Recorded information
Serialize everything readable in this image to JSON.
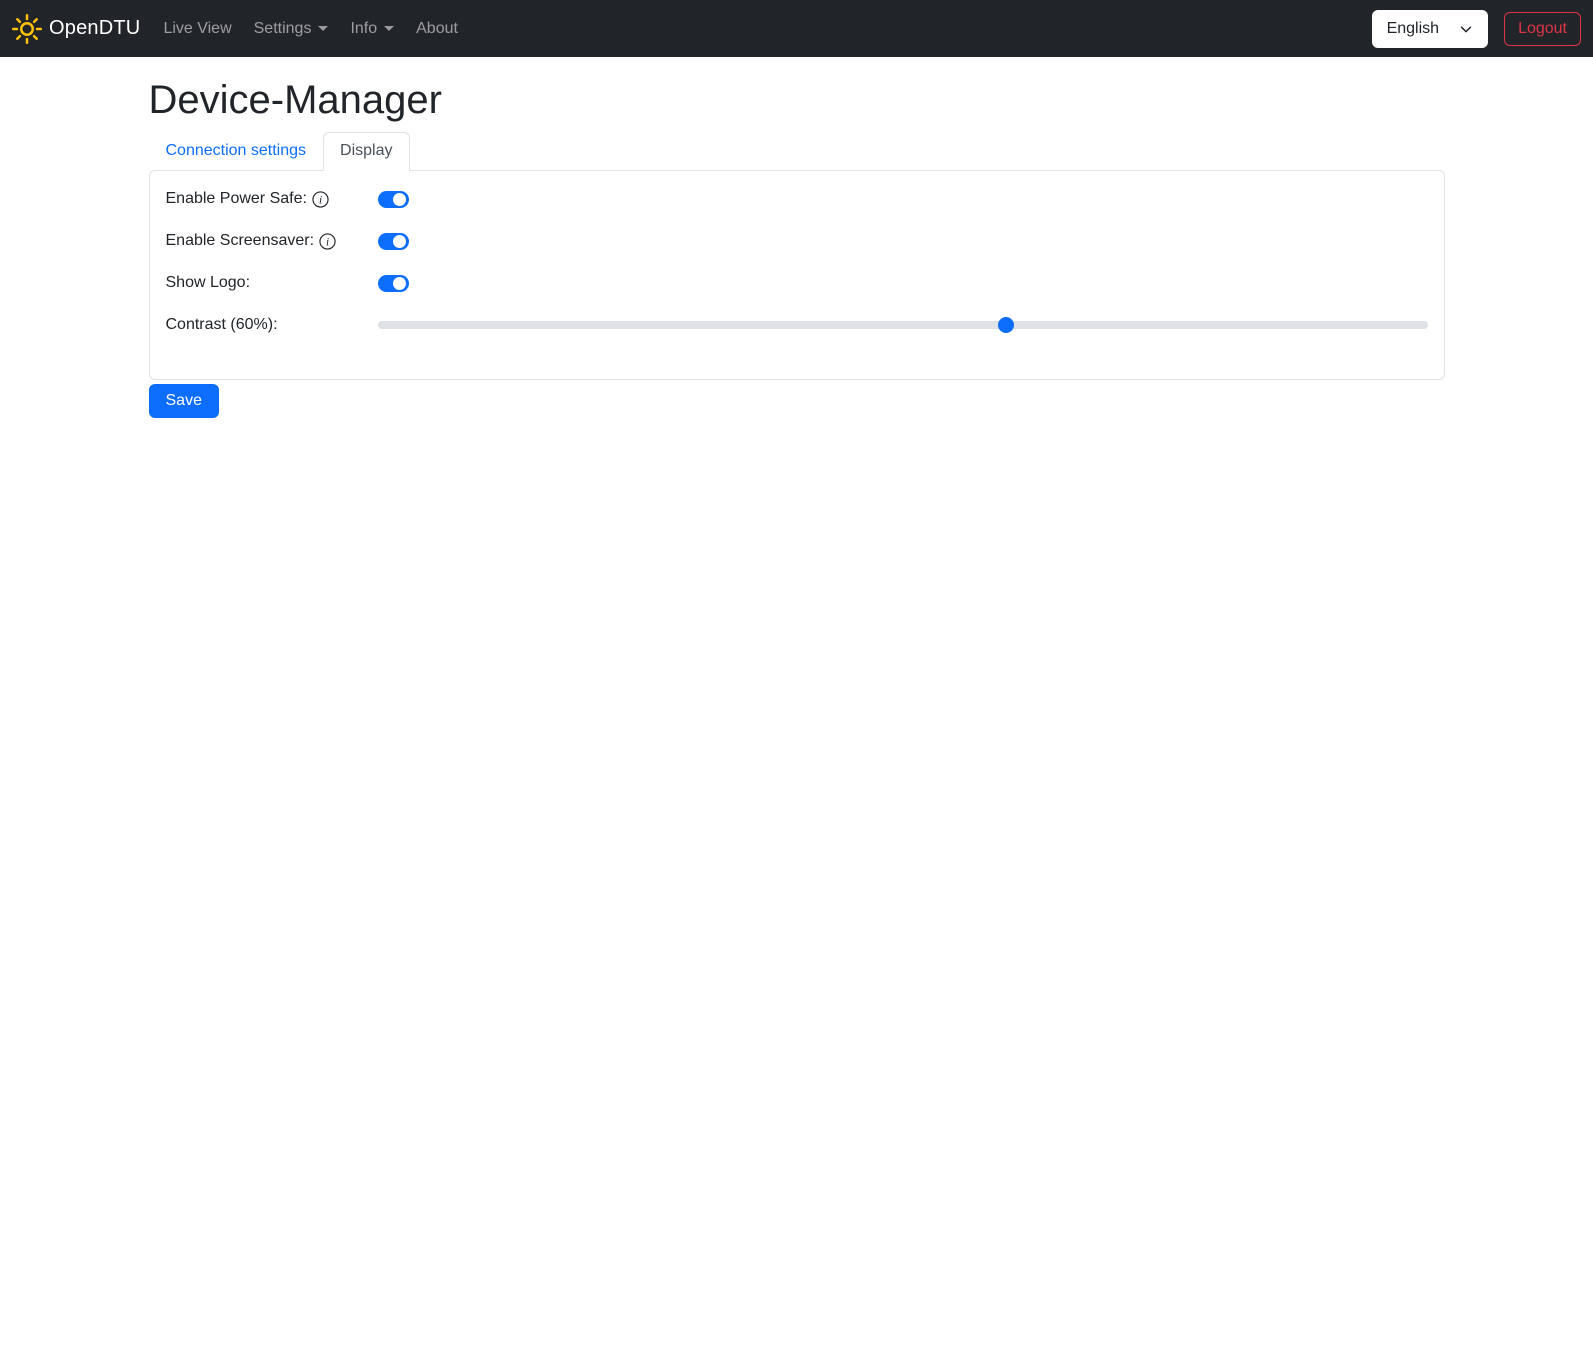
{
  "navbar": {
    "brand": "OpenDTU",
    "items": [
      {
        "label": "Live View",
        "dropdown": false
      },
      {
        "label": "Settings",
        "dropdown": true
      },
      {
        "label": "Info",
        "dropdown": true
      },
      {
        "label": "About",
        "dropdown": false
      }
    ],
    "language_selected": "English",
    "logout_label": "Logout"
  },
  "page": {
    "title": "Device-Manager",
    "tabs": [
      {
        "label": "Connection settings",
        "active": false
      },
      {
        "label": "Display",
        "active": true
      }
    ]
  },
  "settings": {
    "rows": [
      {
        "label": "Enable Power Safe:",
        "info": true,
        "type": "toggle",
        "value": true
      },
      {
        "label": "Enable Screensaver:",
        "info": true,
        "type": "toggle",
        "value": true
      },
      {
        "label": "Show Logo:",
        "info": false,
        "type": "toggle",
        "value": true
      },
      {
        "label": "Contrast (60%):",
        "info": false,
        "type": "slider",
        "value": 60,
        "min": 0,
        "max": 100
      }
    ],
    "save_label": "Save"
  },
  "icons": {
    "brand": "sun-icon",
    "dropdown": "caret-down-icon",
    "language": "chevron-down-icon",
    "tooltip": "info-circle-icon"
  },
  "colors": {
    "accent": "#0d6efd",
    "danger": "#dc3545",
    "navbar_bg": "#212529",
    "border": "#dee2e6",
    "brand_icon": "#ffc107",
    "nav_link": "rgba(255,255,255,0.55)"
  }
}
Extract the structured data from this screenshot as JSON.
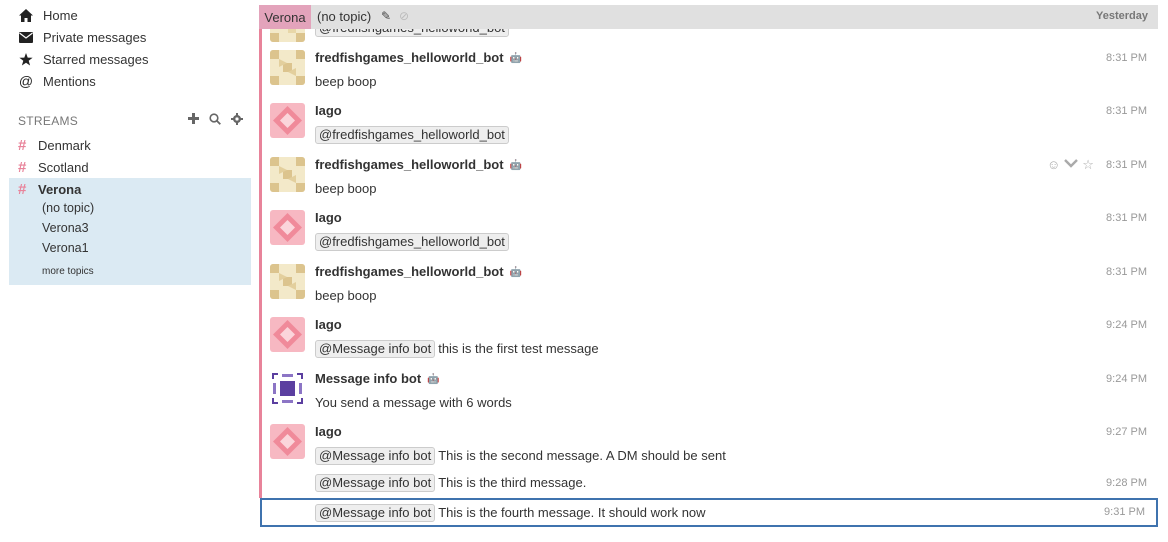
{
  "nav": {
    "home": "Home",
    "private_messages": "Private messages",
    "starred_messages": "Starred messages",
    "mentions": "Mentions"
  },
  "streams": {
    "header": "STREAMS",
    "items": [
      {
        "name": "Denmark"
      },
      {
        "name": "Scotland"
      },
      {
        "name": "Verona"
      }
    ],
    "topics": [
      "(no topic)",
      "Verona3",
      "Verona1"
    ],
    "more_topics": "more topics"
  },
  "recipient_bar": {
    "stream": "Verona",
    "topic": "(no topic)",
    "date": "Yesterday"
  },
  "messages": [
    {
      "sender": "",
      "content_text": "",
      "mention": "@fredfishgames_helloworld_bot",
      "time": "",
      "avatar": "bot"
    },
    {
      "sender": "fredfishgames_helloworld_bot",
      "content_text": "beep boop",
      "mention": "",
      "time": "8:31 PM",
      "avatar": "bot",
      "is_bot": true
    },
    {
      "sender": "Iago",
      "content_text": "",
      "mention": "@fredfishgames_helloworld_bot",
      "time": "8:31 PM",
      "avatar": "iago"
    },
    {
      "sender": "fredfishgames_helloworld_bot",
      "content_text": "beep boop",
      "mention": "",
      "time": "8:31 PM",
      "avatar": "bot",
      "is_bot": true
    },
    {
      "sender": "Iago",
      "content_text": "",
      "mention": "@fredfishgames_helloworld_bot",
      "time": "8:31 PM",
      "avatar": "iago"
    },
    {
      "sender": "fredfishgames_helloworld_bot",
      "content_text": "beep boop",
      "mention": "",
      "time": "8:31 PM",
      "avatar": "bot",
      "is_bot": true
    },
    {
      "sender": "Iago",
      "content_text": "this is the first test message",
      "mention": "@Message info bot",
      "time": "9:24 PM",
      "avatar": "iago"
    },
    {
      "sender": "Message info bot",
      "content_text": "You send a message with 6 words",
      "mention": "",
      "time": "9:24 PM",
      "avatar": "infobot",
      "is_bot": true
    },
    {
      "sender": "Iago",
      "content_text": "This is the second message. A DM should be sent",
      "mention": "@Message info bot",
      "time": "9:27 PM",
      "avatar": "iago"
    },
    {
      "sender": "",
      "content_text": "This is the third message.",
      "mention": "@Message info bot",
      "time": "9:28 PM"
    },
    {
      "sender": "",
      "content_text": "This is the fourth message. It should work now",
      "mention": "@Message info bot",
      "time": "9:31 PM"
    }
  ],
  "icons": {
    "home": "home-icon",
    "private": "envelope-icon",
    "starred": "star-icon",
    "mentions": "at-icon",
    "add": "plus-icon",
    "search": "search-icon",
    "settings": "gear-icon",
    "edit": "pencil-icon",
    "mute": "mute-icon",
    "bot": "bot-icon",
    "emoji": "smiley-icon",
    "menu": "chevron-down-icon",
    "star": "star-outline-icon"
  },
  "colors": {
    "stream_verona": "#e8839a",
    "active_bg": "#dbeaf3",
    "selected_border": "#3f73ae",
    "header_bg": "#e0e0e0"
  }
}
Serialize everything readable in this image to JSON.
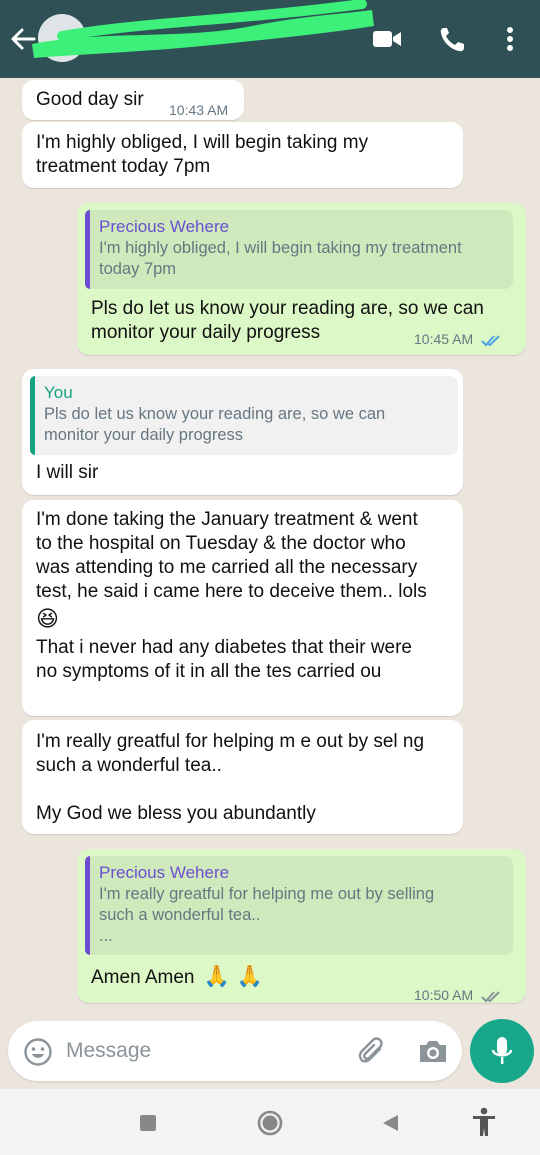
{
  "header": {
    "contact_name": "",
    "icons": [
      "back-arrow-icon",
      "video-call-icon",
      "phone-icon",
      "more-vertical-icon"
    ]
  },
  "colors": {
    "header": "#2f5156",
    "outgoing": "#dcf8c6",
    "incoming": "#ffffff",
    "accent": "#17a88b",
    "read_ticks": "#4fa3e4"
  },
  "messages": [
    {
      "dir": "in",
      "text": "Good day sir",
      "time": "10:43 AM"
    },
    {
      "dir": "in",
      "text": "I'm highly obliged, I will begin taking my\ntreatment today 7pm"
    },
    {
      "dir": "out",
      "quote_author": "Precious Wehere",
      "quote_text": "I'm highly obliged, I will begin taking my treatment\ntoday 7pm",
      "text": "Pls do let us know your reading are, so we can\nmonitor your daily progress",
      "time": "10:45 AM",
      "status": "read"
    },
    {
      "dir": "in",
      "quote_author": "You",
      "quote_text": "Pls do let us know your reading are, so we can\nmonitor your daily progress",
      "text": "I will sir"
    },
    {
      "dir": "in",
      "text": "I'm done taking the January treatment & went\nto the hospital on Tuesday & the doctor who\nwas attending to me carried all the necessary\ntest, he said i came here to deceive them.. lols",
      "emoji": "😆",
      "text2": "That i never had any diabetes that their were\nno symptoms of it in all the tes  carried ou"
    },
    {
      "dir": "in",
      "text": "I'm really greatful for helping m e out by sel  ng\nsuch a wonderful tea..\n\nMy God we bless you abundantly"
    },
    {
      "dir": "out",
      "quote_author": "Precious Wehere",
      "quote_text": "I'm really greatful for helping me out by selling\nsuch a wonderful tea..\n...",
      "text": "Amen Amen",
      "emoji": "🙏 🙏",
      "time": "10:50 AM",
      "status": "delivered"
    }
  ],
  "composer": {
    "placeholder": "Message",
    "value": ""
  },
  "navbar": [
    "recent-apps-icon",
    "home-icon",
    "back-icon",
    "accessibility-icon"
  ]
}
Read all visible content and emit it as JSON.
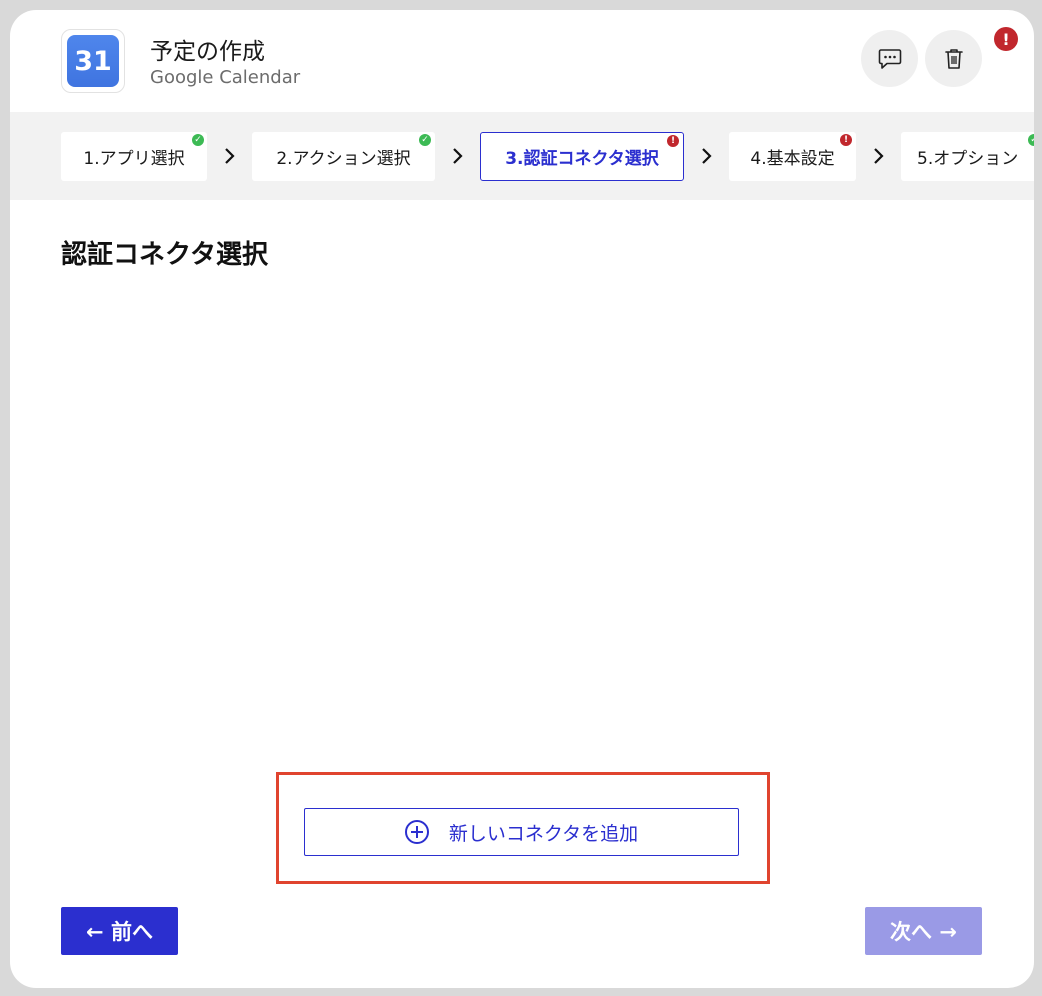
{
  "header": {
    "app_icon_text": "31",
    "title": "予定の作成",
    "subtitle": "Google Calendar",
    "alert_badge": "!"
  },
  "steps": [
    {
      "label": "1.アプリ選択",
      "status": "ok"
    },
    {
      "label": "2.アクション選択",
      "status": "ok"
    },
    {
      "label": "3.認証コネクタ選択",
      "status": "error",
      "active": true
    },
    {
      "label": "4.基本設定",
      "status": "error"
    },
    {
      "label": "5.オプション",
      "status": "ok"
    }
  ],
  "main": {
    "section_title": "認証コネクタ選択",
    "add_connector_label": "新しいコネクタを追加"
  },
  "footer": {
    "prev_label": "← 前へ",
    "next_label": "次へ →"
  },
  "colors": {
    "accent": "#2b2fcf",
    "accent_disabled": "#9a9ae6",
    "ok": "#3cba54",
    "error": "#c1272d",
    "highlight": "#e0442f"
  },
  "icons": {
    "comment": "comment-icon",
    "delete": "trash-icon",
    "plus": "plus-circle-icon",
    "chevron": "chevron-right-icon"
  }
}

Stated task
Reproduce the full material exactly, excluding the pictures.

Result for this task
Serialize everything readable in this image to JSON.
{
  "navbar": {
    "brand": "OpenDTU",
    "items": [
      {
        "label": "Live View",
        "dropdown": false
      },
      {
        "label": "Settings",
        "dropdown": true
      },
      {
        "label": "Info",
        "dropdown": true
      },
      {
        "label": "About",
        "dropdown": false
      }
    ],
    "language_selected": "English",
    "logout_label": "Logout"
  },
  "page": {
    "title": "Device-Manager",
    "tabs": [
      {
        "label": "Connection settings",
        "active": false
      },
      {
        "label": "Display",
        "active": true
      }
    ]
  },
  "settings": {
    "rows": [
      {
        "label": "Enable Power Safe:",
        "info": true,
        "type": "toggle",
        "value": true
      },
      {
        "label": "Enable Screensaver:",
        "info": true,
        "type": "toggle",
        "value": true
      },
      {
        "label": "Show Logo:",
        "info": false,
        "type": "toggle",
        "value": true
      },
      {
        "label": "Contrast (60%):",
        "info": false,
        "type": "slider",
        "value": 60,
        "min": 0,
        "max": 100
      }
    ],
    "save_label": "Save"
  },
  "icons": {
    "brand": "sun-icon",
    "dropdown": "caret-down-icon",
    "language": "chevron-down-icon",
    "tooltip": "info-circle-icon"
  },
  "colors": {
    "accent": "#0d6efd",
    "danger": "#dc3545",
    "navbar_bg": "#212529",
    "border": "#dee2e6",
    "brand_icon": "#ffc107",
    "nav_link": "rgba(255,255,255,0.55)"
  }
}
Extract the structured data from this screenshot as JSON.
{
  "nav": {
    "home": "Home",
    "private_messages": "Private messages",
    "starred_messages": "Starred messages",
    "mentions": "Mentions"
  },
  "streams": {
    "header": "STREAMS",
    "items": [
      {
        "name": "Denmark"
      },
      {
        "name": "Scotland"
      },
      {
        "name": "Verona"
      }
    ],
    "topics": [
      "(no topic)",
      "Verona3",
      "Verona1"
    ],
    "more_topics": "more topics"
  },
  "recipient_bar": {
    "stream": "Verona",
    "topic": "(no topic)",
    "date": "Yesterday"
  },
  "messages": [
    {
      "sender": "",
      "content_text": "",
      "mention": "@fredfishgames_helloworld_bot",
      "time": "",
      "avatar": "bot"
    },
    {
      "sender": "fredfishgames_helloworld_bot",
      "content_text": "beep boop",
      "mention": "",
      "time": "8:31 PM",
      "avatar": "bot",
      "is_bot": true
    },
    {
      "sender": "Iago",
      "content_text": "",
      "mention": "@fredfishgames_helloworld_bot",
      "time": "8:31 PM",
      "avatar": "iago"
    },
    {
      "sender": "fredfishgames_helloworld_bot",
      "content_text": "beep boop",
      "mention": "",
      "time": "8:31 PM",
      "avatar": "bot",
      "is_bot": true
    },
    {
      "sender": "Iago",
      "content_text": "",
      "mention": "@fredfishgames_helloworld_bot",
      "time": "8:31 PM",
      "avatar": "iago"
    },
    {
      "sender": "fredfishgames_helloworld_bot",
      "content_text": "beep boop",
      "mention": "",
      "time": "8:31 PM",
      "avatar": "bot",
      "is_bot": true
    },
    {
      "sender": "Iago",
      "content_text": "this is the first test message",
      "mention": "@Message info bot",
      "time": "9:24 PM",
      "avatar": "iago"
    },
    {
      "sender": "Message info bot",
      "content_text": "You send a message with 6 words",
      "mention": "",
      "time": "9:24 PM",
      "avatar": "infobot",
      "is_bot": true
    },
    {
      "sender": "Iago",
      "content_text": "This is the second message. A DM should be sent",
      "mention": "@Message info bot",
      "time": "9:27 PM",
      "avatar": "iago"
    },
    {
      "sender": "",
      "content_text": "This is the third message.",
      "mention": "@Message info bot",
      "time": "9:28 PM"
    },
    {
      "sender": "",
      "content_text": "This is the fourth message. It should work now",
      "mention": "@Message info bot",
      "time": "9:31 PM"
    }
  ],
  "icons": {
    "home": "home-icon",
    "private": "envelope-icon",
    "starred": "star-icon",
    "mentions": "at-icon",
    "add": "plus-icon",
    "search": "search-icon",
    "settings": "gear-icon",
    "edit": "pencil-icon",
    "mute": "mute-icon",
    "bot": "bot-icon",
    "emoji": "smiley-icon",
    "menu": "chevron-down-icon",
    "star": "star-outline-icon"
  },
  "colors": {
    "stream_verona": "#e8839a",
    "active_bg": "#dbeaf3",
    "selected_border": "#3f73ae",
    "header_bg": "#e0e0e0"
  }
}
Serialize everything readable in this image to JSON.
{
  "header": {
    "contact_name": "",
    "icons": [
      "back-arrow-icon",
      "video-call-icon",
      "phone-icon",
      "more-vertical-icon"
    ]
  },
  "colors": {
    "header": "#2f5156",
    "outgoing": "#dcf8c6",
    "incoming": "#ffffff",
    "accent": "#17a88b",
    "read_ticks": "#4fa3e4"
  },
  "messages": [
    {
      "dir": "in",
      "text": "Good day sir",
      "time": "10:43 AM"
    },
    {
      "dir": "in",
      "text": "I'm highly obliged, I will begin taking my\ntreatment today 7pm"
    },
    {
      "dir": "out",
      "quote_author": "Precious Wehere",
      "quote_text": "I'm highly obliged, I will begin taking my treatment\ntoday 7pm",
      "text": "Pls do let us know your reading are, so we can\nmonitor your daily progress",
      "time": "10:45 AM",
      "status": "read"
    },
    {
      "dir": "in",
      "quote_author": "You",
      "quote_text": "Pls do let us know your reading are, so we can\nmonitor your daily progress",
      "text": "I will sir"
    },
    {
      "dir": "in",
      "text": "I'm done taking the January treatment & went\nto the hospital on Tuesday & the doctor who\nwas attending to me carried all the necessary\ntest, he said i came here to deceive them.. lols",
      "emoji": "😆",
      "text2": "That i never had any diabetes that their were\nno symptoms of it in all the tes  carried ou"
    },
    {
      "dir": "in",
      "text": "I'm really greatful for helping m e out by sel  ng\nsuch a wonderful tea..\n\nMy God we bless you abundantly"
    },
    {
      "dir": "out",
      "quote_author": "Precious Wehere",
      "quote_text": "I'm really greatful for helping me out by selling\nsuch a wonderful tea..\n...",
      "text": "Amen Amen",
      "emoji": "🙏 🙏",
      "time": "10:50 AM",
      "status": "delivered"
    }
  ],
  "composer": {
    "placeholder": "Message",
    "value": ""
  },
  "navbar": [
    "recent-apps-icon",
    "home-icon",
    "back-icon",
    "accessibility-icon"
  ]
}
Read all visible content and emit it as JSON.
{
  "header": {
    "app_icon_text": "31",
    "title": "予定の作成",
    "subtitle": "Google Calendar",
    "alert_badge": "!"
  },
  "steps": [
    {
      "label": "1.アプリ選択",
      "status": "ok"
    },
    {
      "label": "2.アクション選択",
      "status": "ok"
    },
    {
      "label": "3.認証コネクタ選択",
      "status": "error",
      "active": true
    },
    {
      "label": "4.基本設定",
      "status": "error"
    },
    {
      "label": "5.オプション",
      "status": "ok"
    }
  ],
  "main": {
    "section_title": "認証コネクタ選択",
    "add_connector_label": "新しいコネクタを追加"
  },
  "footer": {
    "prev_label": "← 前へ",
    "next_label": "次へ →"
  },
  "colors": {
    "accent": "#2b2fcf",
    "accent_disabled": "#9a9ae6",
    "ok": "#3cba54",
    "error": "#c1272d",
    "highlight": "#e0442f"
  },
  "icons": {
    "comment": "comment-icon",
    "delete": "trash-icon",
    "plus": "plus-circle-icon",
    "chevron": "chevron-right-icon"
  }
}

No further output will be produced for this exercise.